# Short problem
Of the lines in the entries, how many hold the word "перемещение"? Give that number alone.

# Input rows
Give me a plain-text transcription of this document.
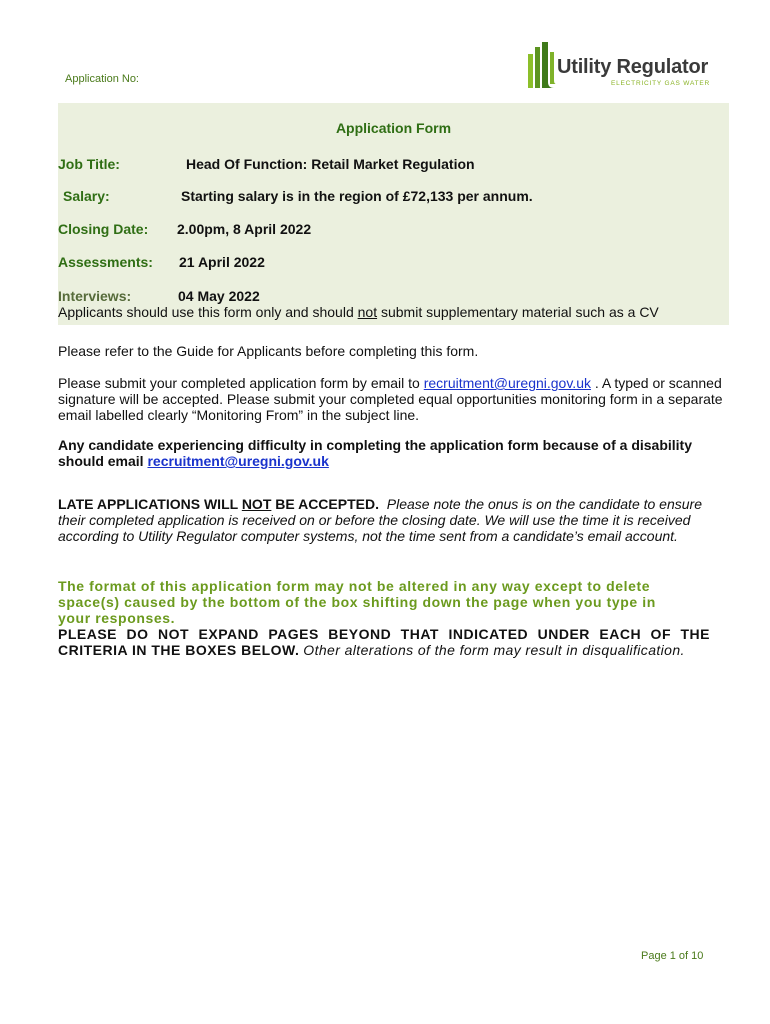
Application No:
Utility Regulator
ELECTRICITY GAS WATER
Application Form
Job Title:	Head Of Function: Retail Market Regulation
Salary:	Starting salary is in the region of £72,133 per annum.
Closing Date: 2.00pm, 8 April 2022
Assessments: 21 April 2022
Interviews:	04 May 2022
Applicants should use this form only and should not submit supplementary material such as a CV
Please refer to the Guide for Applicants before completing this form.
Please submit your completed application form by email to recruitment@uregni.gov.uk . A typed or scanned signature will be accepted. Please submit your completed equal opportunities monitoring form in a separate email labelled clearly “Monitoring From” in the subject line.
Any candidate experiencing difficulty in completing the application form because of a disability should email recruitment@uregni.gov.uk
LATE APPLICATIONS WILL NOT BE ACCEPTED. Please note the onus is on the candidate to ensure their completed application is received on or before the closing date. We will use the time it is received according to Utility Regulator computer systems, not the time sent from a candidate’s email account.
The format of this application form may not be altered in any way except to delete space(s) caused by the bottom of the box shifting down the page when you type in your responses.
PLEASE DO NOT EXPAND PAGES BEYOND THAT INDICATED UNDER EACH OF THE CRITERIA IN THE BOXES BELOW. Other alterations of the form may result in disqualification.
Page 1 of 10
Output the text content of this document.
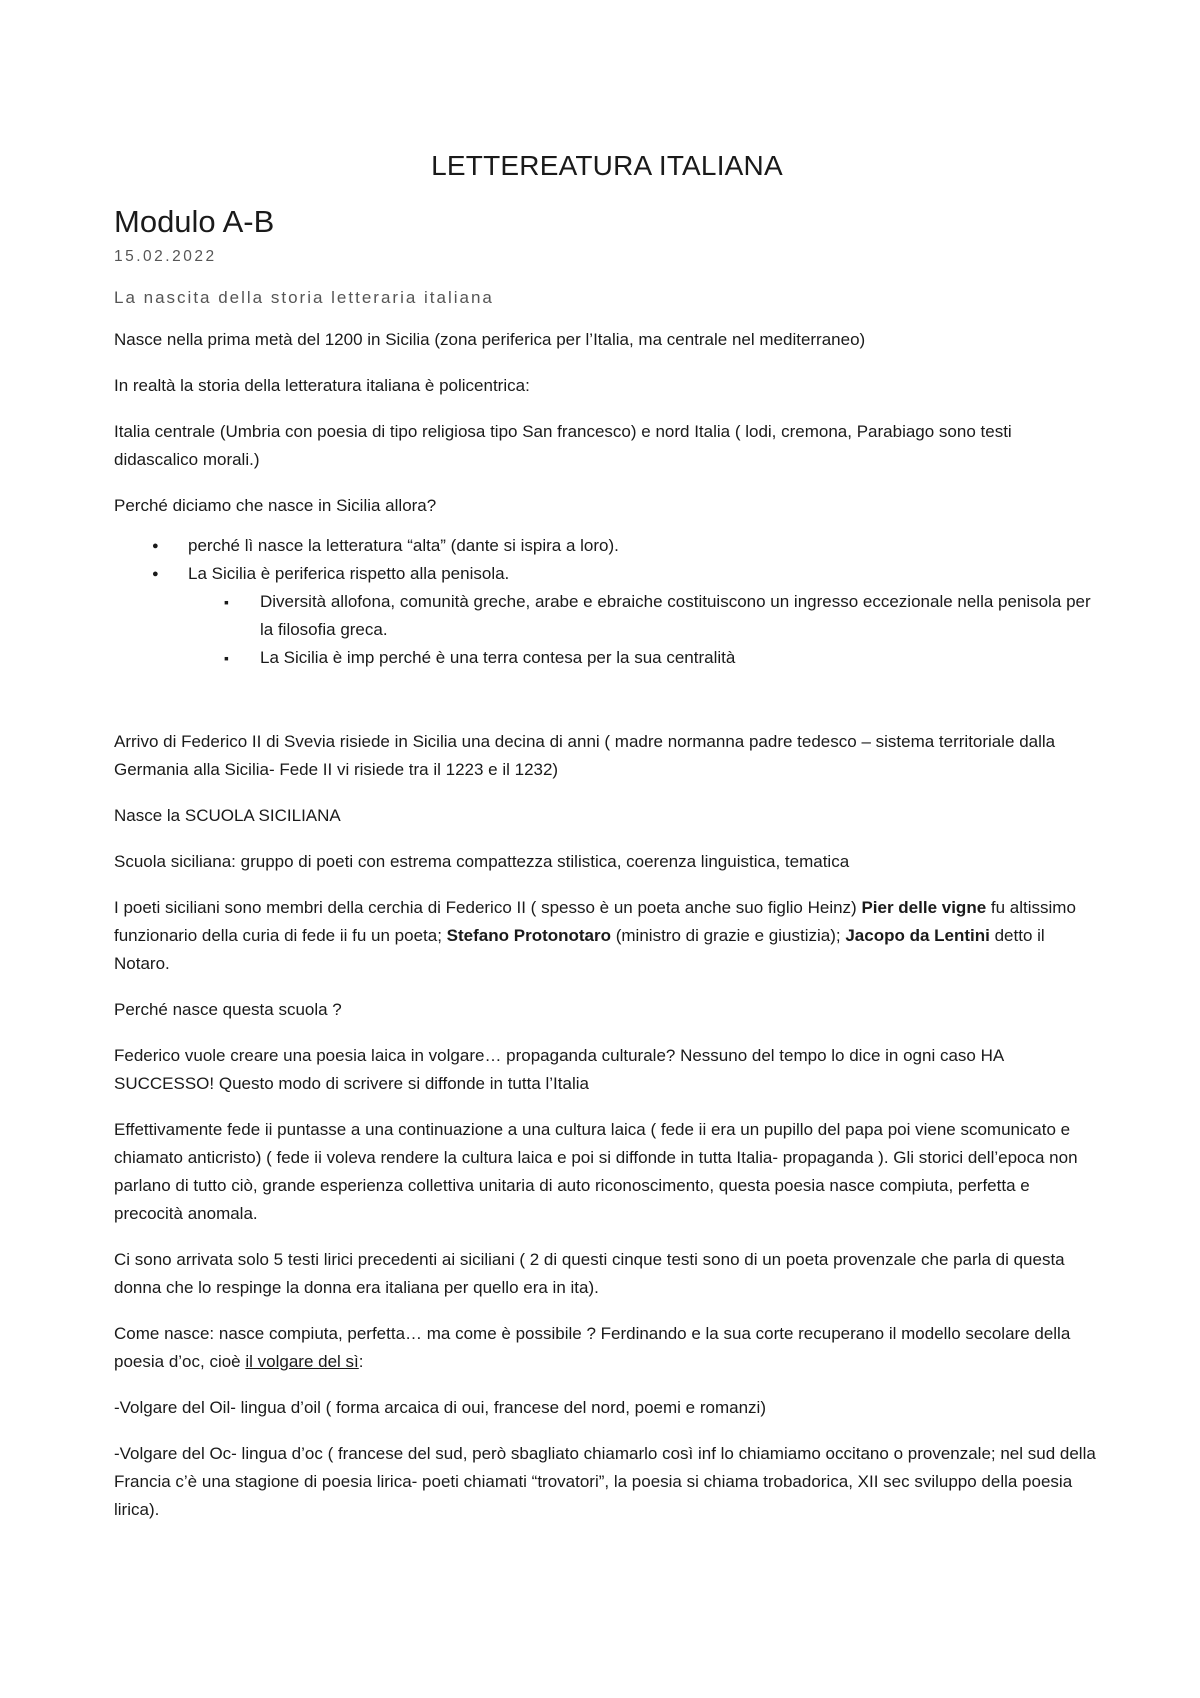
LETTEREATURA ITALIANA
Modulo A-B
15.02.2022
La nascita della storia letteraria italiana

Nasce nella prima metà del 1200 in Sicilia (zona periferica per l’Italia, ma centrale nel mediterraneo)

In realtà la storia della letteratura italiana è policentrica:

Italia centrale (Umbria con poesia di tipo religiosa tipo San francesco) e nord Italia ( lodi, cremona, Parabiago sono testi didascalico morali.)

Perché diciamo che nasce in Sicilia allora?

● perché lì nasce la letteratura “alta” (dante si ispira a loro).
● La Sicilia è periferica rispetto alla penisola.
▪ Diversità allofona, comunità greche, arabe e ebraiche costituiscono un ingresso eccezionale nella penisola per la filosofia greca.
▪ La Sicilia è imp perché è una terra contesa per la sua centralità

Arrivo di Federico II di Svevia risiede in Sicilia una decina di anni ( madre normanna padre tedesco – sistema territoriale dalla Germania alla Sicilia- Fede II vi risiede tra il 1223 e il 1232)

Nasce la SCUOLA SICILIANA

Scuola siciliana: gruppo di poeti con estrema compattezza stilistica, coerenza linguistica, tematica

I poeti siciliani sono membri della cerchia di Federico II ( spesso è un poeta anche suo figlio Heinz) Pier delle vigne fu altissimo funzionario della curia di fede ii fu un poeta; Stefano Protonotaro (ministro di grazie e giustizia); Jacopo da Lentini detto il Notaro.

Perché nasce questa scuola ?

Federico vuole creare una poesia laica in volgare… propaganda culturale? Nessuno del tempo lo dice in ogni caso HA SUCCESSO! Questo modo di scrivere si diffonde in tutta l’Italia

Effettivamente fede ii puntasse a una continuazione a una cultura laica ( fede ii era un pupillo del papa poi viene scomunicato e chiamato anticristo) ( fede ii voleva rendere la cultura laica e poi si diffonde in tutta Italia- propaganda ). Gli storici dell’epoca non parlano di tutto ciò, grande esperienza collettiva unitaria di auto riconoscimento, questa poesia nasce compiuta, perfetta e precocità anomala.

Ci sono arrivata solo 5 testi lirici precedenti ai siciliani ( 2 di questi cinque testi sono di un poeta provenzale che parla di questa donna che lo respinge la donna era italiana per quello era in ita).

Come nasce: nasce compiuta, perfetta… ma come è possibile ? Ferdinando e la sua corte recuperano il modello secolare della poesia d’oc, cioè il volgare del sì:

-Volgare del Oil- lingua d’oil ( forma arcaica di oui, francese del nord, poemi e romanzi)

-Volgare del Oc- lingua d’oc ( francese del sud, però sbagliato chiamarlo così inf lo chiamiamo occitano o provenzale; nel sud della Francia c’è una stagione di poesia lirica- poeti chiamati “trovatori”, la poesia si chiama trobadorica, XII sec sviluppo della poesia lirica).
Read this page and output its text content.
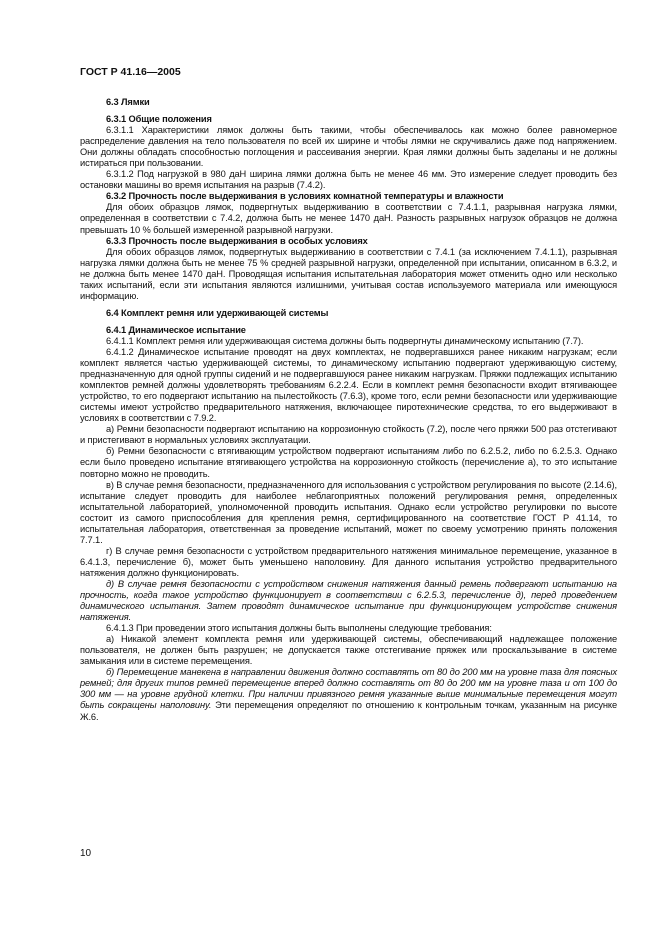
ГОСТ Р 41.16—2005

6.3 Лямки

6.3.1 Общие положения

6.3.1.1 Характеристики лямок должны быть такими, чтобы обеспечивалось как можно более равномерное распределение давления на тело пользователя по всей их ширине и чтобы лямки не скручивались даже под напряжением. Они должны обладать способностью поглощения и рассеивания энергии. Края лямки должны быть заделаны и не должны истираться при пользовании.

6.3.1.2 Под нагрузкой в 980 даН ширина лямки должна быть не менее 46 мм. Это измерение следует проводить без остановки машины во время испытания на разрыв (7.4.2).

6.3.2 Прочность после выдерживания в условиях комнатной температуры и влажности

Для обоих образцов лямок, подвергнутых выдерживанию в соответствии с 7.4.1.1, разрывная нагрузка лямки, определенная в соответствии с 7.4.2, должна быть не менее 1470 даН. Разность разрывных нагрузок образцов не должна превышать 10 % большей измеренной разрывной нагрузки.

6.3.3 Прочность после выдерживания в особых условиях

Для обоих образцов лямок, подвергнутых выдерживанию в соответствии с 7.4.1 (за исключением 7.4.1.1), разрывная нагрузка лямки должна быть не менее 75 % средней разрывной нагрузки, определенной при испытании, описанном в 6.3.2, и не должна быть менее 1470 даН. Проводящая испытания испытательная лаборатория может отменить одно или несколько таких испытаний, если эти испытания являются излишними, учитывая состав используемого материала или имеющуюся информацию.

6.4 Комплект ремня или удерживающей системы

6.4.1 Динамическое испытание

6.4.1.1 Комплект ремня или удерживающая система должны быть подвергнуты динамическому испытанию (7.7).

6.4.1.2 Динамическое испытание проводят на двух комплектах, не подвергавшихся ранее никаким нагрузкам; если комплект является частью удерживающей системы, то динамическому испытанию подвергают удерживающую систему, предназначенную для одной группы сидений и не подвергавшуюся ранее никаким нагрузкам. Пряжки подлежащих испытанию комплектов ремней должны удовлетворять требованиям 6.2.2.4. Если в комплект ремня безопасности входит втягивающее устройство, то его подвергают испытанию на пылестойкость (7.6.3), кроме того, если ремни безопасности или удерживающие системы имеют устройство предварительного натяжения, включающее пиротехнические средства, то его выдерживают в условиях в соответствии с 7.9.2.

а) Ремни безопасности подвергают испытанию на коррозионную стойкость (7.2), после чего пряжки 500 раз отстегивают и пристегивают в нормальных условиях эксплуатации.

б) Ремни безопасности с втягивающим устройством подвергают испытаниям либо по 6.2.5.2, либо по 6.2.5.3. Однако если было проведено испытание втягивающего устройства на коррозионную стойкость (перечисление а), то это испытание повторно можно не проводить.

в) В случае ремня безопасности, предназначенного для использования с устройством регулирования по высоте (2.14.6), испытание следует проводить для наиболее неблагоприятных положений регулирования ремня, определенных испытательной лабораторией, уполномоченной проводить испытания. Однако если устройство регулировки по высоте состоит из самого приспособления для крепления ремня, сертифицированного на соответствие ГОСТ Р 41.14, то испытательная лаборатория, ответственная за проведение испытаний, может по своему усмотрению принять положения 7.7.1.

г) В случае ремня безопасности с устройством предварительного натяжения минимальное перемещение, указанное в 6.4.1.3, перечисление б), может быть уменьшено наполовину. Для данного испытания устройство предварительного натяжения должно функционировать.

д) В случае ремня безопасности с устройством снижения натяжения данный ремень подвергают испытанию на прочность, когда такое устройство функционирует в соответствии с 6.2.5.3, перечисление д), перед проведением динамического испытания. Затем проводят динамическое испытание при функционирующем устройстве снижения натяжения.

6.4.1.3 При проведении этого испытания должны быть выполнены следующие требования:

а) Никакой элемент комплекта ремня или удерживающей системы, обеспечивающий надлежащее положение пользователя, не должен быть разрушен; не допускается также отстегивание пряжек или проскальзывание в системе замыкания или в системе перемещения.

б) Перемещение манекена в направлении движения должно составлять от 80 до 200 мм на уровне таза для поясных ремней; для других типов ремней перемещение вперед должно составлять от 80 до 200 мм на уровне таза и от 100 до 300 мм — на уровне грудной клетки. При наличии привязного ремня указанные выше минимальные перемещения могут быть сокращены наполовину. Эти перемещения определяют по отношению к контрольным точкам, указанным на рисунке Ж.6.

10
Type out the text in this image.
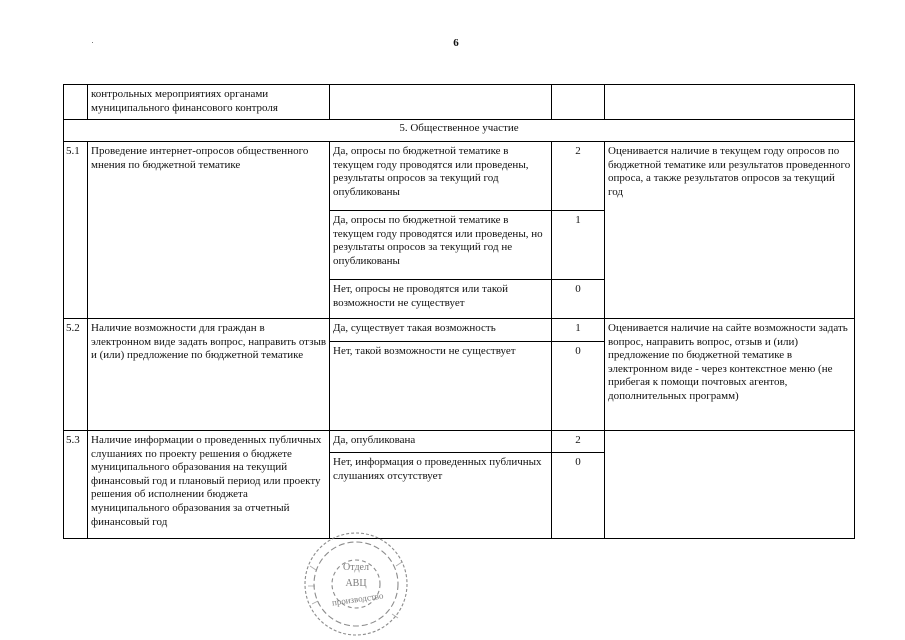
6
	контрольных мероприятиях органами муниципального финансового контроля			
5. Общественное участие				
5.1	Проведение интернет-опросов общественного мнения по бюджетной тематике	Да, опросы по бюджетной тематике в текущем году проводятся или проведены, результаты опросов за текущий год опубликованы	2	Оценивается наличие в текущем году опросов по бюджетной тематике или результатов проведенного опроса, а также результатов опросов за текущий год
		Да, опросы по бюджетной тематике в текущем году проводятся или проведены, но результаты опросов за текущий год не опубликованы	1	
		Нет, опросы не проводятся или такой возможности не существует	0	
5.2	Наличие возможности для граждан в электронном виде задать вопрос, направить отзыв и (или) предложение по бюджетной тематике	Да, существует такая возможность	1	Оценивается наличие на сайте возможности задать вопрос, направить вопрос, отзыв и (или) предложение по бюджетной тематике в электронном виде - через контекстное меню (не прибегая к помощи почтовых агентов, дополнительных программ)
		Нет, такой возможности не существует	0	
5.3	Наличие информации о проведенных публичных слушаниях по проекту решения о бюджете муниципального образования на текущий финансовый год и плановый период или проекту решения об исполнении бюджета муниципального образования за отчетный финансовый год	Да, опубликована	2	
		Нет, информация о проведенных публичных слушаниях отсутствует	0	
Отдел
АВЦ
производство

# Exercise response
2